◆ **THE PROBLEM**:
Print every record below exactly as written.

══ EXERCISE INPUT ══

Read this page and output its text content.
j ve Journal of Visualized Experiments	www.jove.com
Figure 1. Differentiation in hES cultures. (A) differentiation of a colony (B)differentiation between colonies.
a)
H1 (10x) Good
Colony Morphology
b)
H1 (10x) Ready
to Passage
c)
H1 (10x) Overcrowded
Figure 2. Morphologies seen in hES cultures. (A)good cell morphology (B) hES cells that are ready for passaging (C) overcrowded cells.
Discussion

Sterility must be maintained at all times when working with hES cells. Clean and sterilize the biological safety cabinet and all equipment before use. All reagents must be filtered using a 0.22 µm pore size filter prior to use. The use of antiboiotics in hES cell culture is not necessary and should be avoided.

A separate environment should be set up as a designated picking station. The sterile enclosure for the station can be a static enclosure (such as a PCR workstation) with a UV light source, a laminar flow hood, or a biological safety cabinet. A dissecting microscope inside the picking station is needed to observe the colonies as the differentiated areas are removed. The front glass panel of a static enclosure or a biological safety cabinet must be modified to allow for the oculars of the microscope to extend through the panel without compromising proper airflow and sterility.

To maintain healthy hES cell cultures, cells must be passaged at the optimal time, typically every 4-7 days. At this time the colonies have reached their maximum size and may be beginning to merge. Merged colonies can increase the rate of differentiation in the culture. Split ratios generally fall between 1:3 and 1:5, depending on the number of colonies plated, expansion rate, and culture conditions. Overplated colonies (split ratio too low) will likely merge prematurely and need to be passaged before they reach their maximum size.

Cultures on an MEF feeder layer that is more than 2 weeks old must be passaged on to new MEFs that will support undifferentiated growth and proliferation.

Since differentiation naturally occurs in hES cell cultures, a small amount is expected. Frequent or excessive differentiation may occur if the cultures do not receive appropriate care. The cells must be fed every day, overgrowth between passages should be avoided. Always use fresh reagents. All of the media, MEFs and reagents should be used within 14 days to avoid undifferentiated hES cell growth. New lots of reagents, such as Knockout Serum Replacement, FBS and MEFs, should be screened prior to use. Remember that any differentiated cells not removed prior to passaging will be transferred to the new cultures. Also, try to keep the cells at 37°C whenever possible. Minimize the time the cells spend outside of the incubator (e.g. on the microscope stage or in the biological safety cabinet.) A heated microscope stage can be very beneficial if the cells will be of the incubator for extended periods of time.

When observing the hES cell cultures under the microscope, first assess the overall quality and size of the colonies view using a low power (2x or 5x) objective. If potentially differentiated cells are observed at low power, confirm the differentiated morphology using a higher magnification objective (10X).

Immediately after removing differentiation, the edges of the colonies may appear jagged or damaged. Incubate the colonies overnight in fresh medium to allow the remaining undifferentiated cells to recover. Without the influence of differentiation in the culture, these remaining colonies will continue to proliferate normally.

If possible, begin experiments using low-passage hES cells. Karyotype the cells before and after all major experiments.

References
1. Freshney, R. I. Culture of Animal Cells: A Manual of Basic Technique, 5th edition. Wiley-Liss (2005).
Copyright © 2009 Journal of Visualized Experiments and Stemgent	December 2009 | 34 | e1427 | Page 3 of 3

═══

◆ **RESULT OF THE EXERCISE**:
Read this page and output its text content.
j ve Journal of Visualized Experiments	www.jove.com
Figure 1. Differentiation in hES cultures. (A) differentiation of a colony (B)differentiation between colonies.
a)
H1 (10x) Good
Colony Morphology
b)
H1 (10x) Ready
to Passage
c)
H1 (10x) Overcrowded
Figure 2. Morphologies seen in hES cultures. (A)good cell morphology (B) hES cells that are ready for passaging (C) overcrowded cells.
Discussion

Sterility must be maintained at all times when working with hES cells. Clean and sterilize the biological safety cabinet and all equipment before use. All reagents must be filtered using a 0.22 µm pore size filter prior to use. The use of antiboiotics in hES cell culture is not necessary and should be avoided.

A separate environment should be set up as a designated picking station. The sterile enclosure for the station can be a static enclosure (such as a PCR workstation) with a UV light source, a laminar flow hood, or a biological safety cabinet. A dissecting microscope inside the picking station is needed to observe the colonies as the differentiated areas are removed. The front glass panel of a static enclosure or a biological safety cabinet must be modified to allow for the oculars of the microscope to extend through the panel without compromising proper airflow and sterility.

To maintain healthy hES cell cultures, cells must be passaged at the optimal time, typically every 4-7 days. At this time the colonies have reached their maximum size and may be beginning to merge. Merged colonies can increase the rate of differentiation in the culture. Split ratios generally fall between 1:3 and 1:5, depending on the number of colonies plated, expansion rate, and culture conditions. Overplated colonies (split ratio too low) will likely merge prematurely and need to be passaged before they reach their maximum size.

Cultures on an MEF feeder layer that is more than 2 weeks old must be passaged on to new MEFs that will support undifferentiated growth and proliferation.

Since differentiation naturally occurs in hES cell cultures, a small amount is expected. Frequent or excessive differentiation may occur if the cultures do not receive appropriate care. The cells must be fed every day, overgrowth between passages should be avoided. Always use fresh reagents. All of the media, MEFs and reagents should be used within 14 days to avoid undifferentiated hES cell growth. New lots of reagents, such as Knockout Serum Replacement, FBS and MEFs, should be screened prior to use. Remember that any differentiated cells not removed prior to passaging will be transferred to the new cultures. Also, try to keep the cells at 37°C whenever possible. Minimize the time the cells spend outside of the incubator (e.g. on the microscope stage or in the biological safety cabinet.) A heated microscope stage can be very beneficial if the cells will be of the incubator for extended periods of time.

When observing the hES cell cultures under the microscope, first assess the overall quality and size of the colonies view using a low power (2x or 5x) objective. If potentially differentiated cells are observed at low power, confirm the differentiated morphology using a higher magnification objective (10X).

Immediately after removing differentiation, the edges of the colonies may appear jagged or damaged. Incubate the colonies overnight in fresh medium to allow the remaining undifferentiated cells to recover. Without the influence of differentiation in the culture, these remaining colonies will continue to proliferate normally.

If possible, begin experiments using low-passage hES cells. Karyotype the cells before and after all major experiments.

References
1. Freshney, R. I. Culture of Animal Cells: A Manual of Basic Technique, 5th edition. Wiley-Liss (2005).
Copyright © 2009 Journal of Visualized Experiments and Stemgent	December 2009 | 34 | e1427 | Page 3 of 3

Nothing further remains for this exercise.